### THE INPUT
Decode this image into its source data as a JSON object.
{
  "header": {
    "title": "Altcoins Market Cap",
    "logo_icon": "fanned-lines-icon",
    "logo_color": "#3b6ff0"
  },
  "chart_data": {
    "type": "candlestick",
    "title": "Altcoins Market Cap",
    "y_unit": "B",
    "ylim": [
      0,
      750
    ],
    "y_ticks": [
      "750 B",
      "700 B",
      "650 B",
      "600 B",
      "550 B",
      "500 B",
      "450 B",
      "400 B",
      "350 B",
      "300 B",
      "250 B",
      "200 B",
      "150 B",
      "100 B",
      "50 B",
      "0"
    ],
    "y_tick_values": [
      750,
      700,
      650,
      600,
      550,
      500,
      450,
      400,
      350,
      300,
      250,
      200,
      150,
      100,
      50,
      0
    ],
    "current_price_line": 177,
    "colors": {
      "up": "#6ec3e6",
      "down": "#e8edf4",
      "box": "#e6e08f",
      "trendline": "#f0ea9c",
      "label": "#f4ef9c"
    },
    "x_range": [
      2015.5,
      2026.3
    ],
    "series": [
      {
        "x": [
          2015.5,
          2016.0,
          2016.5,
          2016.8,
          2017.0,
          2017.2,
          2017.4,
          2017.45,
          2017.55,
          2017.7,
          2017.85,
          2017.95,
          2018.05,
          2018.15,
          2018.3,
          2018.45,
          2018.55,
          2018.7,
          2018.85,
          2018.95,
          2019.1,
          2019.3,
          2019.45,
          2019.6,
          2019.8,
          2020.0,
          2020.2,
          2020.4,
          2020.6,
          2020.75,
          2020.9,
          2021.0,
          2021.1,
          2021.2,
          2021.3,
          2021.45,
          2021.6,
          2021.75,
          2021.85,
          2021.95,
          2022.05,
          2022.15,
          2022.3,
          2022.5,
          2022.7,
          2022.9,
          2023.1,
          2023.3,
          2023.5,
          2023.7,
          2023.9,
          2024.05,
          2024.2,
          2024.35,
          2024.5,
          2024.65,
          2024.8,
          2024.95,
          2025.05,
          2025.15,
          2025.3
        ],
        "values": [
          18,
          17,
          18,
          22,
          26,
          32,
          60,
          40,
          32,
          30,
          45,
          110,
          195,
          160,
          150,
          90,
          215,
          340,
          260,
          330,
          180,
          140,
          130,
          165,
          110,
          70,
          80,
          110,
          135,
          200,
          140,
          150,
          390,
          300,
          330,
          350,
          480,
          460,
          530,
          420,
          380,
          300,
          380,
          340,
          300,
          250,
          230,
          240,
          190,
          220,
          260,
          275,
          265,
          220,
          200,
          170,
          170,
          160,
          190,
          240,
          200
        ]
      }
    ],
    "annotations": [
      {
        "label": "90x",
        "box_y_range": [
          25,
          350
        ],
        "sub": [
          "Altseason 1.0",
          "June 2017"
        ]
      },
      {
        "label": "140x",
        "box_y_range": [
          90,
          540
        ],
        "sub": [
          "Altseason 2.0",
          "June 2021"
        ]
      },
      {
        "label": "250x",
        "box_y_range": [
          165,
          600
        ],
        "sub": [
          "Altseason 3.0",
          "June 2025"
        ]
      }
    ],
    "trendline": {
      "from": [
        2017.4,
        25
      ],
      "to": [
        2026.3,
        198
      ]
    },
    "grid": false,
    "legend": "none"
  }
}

### TASK PROMPT
Copy out every line of the data that includes "label".

### RESPONSE BELOW
      "label": "#f4ef9c"
        "label": "90x",
        "label": "140x",
        "label": "250x",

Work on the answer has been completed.